*What to do*: Reproduce word for word the stretch of the forum thread on the model quant from "The iq4_xs has" through "chatty when thinking.".
--- Source document ---
Thank you!
Great quant, as always, thank you!
The iq4_xs has no imatrix, just for you! ;p
ik updated and its working right now off of tip of main as per: https://github.com/ikawrakow/ik_llama.cpp/pull/1240
So i'll cook an imatrix and release some of those too haha
Thanks, this quant fits perfectly on 4x R9700, getting about PP 2000 tokens/sec and TG 35 tokens/sec.
I just updated the perplexity graphs, i got lucky with that iq4_xs as it is pretty good even compared to ik's newer quantization types!
It also seems to be better than the "official Int4" version that just got updated: https://huggingface.co/stepfun-ai/Step-3.5-Flash-Int4/discussions/13
I did a quick test and it seems to be able to vibe code some small c++ okay at least, though folks have been saying it is quite chatty when thinking.
--- Given information ---
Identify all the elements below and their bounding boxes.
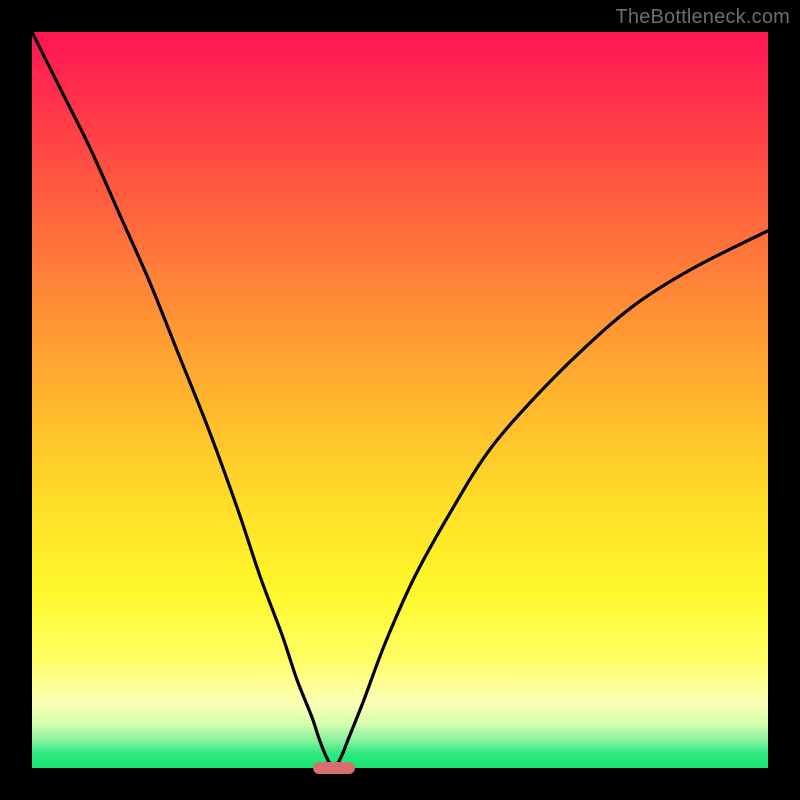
---
*Complete answer*:
The iq4_xs has no imatrix, just for you! ;p
ik updated and its working right now off of tip of main as per: https://github.com/ikawrakow/ik_llama.cpp/pull/1240
So i'll cook an imatrix and release some of those too haha
Thanks, this quant fits perfectly on 4x R9700, getting about PP 2000 tokens/sec and TG 35 tokens/sec.
I just updated the perplexity graphs, i got lucky with that iq4_xs as it is pretty good even compared to ik's newer quantization types!
It also seems to be better than the "official Int4" version that just got updated: https://huggingface.co/stepfun-ai/Step-3.5-Flash-Int4/discussions/13
I did a quick test and it seems to be able to vibe code some small c++ okay at least, though folks have been saying it is quite chatty when thinking.